[START Source material]
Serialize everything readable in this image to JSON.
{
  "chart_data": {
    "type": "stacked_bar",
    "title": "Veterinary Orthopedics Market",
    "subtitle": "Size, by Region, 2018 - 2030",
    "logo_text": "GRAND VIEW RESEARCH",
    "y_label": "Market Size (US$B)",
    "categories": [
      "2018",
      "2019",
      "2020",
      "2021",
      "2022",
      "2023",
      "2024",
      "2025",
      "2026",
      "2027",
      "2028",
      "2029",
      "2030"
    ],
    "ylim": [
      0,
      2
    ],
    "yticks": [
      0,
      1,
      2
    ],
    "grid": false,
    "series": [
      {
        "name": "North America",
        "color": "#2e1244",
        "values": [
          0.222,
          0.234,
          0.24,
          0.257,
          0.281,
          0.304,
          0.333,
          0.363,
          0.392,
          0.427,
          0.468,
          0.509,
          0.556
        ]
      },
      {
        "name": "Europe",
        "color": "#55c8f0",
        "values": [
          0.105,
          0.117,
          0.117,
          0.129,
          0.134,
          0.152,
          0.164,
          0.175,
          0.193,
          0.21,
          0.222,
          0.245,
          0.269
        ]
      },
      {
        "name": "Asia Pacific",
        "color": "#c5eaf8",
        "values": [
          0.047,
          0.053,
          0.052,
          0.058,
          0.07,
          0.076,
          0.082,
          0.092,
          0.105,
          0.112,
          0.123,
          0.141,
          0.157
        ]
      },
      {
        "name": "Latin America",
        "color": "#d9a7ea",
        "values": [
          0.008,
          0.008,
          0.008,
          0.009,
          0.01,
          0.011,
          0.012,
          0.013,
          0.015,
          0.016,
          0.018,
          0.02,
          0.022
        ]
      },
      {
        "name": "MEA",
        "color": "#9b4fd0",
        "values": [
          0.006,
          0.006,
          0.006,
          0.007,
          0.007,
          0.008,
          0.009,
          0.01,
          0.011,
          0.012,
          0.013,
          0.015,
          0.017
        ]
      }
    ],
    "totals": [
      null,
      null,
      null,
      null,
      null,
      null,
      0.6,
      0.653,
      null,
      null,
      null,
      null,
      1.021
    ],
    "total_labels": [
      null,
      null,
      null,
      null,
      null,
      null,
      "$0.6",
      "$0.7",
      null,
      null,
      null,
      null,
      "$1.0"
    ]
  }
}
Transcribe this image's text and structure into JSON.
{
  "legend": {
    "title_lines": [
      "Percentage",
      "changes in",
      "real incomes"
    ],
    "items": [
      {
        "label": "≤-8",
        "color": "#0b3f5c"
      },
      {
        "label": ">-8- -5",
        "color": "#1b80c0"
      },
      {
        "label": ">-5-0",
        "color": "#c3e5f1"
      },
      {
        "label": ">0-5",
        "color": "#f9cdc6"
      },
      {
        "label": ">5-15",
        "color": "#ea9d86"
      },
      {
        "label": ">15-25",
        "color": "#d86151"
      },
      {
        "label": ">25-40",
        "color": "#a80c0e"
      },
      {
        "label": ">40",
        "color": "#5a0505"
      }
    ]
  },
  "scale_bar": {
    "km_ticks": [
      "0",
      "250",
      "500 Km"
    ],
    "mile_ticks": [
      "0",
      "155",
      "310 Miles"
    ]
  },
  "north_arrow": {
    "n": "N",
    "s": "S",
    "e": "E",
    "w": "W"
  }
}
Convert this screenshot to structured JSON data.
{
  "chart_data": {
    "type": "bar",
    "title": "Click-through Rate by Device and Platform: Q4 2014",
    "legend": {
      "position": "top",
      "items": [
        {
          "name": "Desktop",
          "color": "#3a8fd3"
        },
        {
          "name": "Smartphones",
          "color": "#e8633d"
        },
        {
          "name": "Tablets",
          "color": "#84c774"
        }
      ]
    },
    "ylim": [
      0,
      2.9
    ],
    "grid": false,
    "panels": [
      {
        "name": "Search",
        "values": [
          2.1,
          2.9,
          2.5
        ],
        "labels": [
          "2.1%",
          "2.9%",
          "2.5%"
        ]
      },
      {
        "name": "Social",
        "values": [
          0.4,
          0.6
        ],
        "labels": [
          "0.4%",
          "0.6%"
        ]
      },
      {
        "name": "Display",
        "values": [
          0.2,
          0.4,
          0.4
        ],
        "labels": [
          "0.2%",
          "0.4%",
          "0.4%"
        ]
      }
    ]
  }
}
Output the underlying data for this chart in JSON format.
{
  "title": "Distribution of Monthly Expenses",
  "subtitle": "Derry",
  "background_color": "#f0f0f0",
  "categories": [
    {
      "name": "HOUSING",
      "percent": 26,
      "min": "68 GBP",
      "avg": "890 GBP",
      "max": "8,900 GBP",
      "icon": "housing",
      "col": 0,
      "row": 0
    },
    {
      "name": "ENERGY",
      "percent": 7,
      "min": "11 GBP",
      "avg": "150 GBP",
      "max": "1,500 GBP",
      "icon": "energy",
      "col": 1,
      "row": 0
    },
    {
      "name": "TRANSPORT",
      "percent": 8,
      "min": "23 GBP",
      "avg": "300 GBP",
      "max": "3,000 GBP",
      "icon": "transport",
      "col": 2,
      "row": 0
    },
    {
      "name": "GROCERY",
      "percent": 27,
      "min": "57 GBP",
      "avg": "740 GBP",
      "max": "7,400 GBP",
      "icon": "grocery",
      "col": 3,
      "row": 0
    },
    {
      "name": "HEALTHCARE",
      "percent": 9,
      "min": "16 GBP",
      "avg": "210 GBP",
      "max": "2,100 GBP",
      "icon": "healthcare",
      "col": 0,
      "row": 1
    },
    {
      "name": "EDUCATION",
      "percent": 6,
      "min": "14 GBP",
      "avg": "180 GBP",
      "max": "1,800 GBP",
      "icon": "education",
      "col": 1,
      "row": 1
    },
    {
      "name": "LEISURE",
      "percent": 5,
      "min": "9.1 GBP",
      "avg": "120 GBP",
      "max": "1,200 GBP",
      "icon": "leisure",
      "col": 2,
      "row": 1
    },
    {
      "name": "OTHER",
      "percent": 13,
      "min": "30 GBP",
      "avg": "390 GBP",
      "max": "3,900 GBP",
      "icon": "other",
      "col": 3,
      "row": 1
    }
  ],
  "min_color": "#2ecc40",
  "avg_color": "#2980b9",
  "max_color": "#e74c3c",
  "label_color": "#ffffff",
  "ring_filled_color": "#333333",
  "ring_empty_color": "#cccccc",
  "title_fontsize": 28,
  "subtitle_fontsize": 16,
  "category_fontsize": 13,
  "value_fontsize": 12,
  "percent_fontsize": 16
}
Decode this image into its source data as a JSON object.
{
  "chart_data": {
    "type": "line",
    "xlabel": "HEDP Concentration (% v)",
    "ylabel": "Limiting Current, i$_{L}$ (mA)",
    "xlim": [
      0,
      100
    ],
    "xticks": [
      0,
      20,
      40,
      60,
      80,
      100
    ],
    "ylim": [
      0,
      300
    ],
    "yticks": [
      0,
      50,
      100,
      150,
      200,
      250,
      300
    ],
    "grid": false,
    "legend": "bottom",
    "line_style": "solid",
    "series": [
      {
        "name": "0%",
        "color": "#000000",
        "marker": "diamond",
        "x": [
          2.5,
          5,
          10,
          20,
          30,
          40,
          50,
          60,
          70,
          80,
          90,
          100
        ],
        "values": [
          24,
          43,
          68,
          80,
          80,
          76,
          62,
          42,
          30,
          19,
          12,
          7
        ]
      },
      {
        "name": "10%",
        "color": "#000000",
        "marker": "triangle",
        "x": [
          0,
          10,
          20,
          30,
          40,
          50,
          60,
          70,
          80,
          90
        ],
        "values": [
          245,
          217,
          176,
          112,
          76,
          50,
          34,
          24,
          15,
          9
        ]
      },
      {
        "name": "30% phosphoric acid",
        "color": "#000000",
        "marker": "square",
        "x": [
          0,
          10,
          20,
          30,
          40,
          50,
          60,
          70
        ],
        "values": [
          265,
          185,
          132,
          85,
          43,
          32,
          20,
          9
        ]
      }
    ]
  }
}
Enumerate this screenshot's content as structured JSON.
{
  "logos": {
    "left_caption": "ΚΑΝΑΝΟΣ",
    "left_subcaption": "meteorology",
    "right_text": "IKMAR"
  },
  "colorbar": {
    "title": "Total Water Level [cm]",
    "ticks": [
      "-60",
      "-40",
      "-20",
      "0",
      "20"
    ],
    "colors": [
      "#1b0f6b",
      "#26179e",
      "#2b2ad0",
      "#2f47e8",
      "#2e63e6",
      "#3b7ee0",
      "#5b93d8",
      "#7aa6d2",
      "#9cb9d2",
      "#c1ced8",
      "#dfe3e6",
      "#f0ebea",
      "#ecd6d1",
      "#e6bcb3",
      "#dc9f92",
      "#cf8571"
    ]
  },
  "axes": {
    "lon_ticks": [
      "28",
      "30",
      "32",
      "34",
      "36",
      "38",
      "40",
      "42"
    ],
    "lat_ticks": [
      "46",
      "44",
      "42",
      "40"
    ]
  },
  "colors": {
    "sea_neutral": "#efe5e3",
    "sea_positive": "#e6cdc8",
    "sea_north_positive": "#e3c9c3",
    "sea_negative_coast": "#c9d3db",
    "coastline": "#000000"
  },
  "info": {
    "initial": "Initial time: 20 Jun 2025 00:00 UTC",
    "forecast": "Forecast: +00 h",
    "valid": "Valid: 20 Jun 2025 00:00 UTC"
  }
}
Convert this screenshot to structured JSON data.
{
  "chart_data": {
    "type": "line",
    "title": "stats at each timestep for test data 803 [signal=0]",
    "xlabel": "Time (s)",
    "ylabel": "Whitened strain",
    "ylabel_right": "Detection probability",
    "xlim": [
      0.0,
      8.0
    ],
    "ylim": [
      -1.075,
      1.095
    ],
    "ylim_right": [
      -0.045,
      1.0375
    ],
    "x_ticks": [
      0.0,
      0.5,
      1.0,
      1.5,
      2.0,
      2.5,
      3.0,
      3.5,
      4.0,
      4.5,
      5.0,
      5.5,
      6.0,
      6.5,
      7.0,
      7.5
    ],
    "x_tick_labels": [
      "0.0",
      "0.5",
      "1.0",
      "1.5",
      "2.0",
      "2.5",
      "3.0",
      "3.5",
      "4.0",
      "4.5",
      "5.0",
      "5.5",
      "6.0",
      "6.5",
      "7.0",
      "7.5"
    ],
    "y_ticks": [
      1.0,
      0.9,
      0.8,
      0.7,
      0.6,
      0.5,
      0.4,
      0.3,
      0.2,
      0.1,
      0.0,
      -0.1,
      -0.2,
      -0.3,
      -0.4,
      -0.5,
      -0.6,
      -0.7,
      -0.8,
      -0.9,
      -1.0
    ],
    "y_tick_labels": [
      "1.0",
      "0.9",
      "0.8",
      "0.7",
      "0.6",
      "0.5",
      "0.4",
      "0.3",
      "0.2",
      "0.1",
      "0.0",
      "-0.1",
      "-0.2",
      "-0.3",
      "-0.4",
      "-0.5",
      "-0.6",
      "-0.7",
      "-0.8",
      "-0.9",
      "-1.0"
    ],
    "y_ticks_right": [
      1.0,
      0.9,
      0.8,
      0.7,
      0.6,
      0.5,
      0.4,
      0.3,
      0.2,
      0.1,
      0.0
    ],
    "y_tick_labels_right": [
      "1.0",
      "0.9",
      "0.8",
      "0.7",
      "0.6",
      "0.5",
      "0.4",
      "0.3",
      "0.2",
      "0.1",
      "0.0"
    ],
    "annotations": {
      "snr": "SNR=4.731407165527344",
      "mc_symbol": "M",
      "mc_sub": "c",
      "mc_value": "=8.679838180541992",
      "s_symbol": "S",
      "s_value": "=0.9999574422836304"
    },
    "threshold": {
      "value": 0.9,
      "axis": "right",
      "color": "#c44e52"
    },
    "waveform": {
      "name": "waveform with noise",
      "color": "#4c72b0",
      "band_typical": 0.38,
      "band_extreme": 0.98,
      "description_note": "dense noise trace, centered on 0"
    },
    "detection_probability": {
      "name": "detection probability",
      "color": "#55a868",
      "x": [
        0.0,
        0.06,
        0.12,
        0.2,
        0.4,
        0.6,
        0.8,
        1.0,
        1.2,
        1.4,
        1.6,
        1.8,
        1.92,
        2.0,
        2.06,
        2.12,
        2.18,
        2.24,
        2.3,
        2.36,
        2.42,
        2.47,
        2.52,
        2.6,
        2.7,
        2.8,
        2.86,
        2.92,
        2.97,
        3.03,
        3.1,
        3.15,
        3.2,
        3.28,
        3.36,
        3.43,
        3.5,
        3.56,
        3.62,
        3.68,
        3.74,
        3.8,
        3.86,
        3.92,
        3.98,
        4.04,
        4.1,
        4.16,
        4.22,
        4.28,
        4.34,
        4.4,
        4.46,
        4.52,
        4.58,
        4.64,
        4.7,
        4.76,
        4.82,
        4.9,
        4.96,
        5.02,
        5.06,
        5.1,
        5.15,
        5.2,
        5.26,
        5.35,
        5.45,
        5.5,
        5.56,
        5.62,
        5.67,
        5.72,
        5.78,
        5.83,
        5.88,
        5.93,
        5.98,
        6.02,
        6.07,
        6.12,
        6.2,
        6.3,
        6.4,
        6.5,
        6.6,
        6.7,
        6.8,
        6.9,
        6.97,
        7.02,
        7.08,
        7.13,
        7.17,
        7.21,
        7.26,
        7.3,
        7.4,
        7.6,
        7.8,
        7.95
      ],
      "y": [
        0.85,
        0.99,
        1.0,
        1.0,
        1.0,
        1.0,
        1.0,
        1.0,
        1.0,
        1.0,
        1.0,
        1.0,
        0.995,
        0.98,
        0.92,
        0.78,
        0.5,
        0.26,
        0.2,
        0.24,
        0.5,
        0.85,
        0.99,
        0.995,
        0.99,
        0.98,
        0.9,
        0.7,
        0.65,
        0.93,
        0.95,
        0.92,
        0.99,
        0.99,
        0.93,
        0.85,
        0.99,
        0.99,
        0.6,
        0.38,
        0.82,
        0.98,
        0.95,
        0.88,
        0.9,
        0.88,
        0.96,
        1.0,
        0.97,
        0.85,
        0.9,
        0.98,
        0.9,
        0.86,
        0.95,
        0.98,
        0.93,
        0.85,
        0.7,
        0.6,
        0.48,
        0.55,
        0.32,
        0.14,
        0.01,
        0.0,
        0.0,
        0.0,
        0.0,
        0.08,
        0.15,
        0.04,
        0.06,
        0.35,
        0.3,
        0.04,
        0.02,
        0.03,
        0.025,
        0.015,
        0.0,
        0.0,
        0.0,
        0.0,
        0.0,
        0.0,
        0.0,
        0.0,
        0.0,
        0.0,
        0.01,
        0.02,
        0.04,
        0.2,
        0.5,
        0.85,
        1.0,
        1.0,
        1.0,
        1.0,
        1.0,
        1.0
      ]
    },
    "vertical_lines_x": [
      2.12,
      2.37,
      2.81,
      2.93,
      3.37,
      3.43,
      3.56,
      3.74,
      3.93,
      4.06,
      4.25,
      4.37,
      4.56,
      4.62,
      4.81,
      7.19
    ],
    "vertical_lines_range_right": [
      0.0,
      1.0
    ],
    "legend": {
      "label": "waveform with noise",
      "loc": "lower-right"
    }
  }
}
[END Source material]
→ **Set exercise**
Out of the material above, select every line that holds the string "this".

→ **Reply**
Serialize everything readable in this image to JSON.
Transcribe this image's text and structure into JSON.
Convert this screenshot to structured JSON data.
Output the underlying data for this chart in JSON format.
Decode this image into its source data as a JSON object.
Enumerate this screenshot's content as structured JSON.
Convert this screenshot to structured JSON data.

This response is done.